Written task: Copy every line of the data exactly, leaving nothing out.

Figure collection entries:
--- start ---

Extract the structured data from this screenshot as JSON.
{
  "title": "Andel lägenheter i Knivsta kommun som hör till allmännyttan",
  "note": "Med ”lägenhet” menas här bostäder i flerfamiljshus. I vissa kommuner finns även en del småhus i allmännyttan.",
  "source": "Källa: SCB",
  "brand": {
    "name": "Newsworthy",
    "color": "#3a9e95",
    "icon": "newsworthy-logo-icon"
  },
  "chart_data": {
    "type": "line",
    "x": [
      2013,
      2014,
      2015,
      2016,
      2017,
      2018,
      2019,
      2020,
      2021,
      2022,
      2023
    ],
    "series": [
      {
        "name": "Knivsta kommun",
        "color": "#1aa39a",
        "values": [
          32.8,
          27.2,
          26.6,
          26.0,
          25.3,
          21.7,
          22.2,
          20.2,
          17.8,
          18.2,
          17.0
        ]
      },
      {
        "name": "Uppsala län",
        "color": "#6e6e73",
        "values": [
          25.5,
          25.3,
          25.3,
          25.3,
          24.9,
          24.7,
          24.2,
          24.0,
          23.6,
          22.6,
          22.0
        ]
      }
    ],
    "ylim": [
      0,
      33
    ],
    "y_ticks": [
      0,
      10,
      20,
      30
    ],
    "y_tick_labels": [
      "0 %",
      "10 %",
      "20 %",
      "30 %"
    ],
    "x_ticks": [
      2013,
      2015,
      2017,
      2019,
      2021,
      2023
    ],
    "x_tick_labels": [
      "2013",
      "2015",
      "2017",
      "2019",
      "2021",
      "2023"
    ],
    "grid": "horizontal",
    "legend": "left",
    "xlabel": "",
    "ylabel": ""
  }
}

--- end ---

Task answer:
Extract the structured data from this screenshot as JSON.
{
  "title": "Andel lägenheter i Knivsta kommun som hör till allmännyttan",
  "note": "Med ”lägenhet” menas här bostäder i flerfamiljshus. I vissa kommuner finns även en del småhus i allmännyttan.",
  "source": "Källa: SCB",
  "brand": {
    "name": "Newsworthy",
    "color": "#3a9e95",
    "icon": "newsworthy-logo-icon"
  },
  "chart_data": {
    "type": "line",
    "x": [
      2013,
      2014,
      2015,
      2016,
      2017,
      2018,
      2019,
      2020,
      2021,
      2022,
      2023
    ],
    "series": [
      {
        "name": "Knivsta kommun",
        "color": "#1aa39a",
        "values": [
          32.8,
          27.2,
          26.6,
          26.0,
          25.3,
          21.7,
          22.2,
          20.2,
          17.8,
          18.2,
          17.0
        ]
      },
      {
        "name": "Uppsala län",
        "color": "#6e6e73",
        "values": [
          25.5,
          25.3,
          25.3,
          25.3,
          24.9,
          24.7,
          24.2,
          24.0,
          23.6,
          22.6,
          22.0
        ]
      }
    ],
    "ylim": [
      0,
      33
    ],
    "y_ticks": [
      0,
      10,
      20,
      30
    ],
    "y_tick_labels": [
      "0 %",
      "10 %",
      "20 %",
      "30 %"
    ],
    "x_ticks": [
      2013,
      2015,
      2017,
      2019,
      2021,
      2023
    ],
    "x_tick_labels": [
      "2013",
      "2015",
      "2017",
      "2019",
      "2021",
      "2023"
    ],
    "grid": "horizontal",
    "legend": "left",
    "xlabel": "",
    "ylabel": ""
  }
}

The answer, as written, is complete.